PROVIDED RECORDS:
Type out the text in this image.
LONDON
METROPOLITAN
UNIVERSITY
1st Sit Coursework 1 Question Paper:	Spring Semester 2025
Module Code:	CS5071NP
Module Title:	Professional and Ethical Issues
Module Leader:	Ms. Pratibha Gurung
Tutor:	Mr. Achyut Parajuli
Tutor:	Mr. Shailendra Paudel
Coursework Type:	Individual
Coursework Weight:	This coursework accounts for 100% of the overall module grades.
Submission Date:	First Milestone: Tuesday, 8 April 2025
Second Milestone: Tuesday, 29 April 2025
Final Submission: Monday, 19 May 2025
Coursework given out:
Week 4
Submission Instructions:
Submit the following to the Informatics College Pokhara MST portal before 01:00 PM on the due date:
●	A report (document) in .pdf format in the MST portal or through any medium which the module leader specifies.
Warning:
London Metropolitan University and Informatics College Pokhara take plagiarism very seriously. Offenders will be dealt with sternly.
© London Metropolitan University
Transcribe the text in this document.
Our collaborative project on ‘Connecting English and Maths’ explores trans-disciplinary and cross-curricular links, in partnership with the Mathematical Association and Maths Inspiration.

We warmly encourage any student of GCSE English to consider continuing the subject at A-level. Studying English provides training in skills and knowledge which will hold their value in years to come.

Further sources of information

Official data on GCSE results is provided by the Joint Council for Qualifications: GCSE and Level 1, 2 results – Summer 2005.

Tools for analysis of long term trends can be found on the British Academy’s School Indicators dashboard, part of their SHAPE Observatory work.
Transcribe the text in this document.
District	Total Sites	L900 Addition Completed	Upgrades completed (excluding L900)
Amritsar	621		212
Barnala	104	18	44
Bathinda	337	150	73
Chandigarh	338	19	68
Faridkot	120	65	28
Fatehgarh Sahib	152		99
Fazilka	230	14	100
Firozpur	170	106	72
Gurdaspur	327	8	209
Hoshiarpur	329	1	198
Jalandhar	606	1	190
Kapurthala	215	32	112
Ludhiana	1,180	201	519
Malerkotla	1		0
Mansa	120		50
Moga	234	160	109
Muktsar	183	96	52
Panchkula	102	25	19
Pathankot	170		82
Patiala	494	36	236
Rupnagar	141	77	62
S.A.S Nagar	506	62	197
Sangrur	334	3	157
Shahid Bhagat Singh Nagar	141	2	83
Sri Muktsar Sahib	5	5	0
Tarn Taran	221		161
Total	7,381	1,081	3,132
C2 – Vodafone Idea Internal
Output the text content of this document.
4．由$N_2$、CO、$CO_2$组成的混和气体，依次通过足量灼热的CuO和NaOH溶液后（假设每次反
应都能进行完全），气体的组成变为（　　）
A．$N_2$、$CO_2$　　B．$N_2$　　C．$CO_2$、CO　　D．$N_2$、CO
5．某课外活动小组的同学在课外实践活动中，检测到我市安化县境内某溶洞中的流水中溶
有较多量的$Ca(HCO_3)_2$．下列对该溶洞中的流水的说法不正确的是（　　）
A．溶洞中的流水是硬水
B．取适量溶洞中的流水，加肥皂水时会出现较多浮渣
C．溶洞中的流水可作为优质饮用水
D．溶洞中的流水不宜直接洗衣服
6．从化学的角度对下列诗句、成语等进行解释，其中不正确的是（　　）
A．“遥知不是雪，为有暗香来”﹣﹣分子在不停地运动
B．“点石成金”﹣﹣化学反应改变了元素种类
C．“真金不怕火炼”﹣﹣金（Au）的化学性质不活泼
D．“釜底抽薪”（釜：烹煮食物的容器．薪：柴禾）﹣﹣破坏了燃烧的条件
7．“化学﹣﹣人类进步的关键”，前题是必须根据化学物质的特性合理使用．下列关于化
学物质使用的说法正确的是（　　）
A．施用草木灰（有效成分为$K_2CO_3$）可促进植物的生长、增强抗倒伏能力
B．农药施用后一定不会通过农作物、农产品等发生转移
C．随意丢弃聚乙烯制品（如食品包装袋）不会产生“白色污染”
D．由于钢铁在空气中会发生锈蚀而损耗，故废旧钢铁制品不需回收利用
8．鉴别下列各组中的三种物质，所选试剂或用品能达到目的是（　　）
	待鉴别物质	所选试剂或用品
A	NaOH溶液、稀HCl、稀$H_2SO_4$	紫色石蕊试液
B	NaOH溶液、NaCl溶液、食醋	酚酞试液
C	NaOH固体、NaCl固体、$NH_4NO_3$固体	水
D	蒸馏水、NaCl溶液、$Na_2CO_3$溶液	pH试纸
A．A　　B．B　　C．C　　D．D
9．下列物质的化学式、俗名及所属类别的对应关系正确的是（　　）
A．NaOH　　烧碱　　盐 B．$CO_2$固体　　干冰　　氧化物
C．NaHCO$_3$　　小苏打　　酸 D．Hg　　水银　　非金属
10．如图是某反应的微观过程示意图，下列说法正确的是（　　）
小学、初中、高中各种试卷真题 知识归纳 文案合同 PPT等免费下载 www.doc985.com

EXERCISE AIM:
Pull every line containing "Milestone" from the data.

RESULT:
Submission Date:	First Milestone: Tuesday, 8 April 2025
Second Milestone: Tuesday, 29 April 2025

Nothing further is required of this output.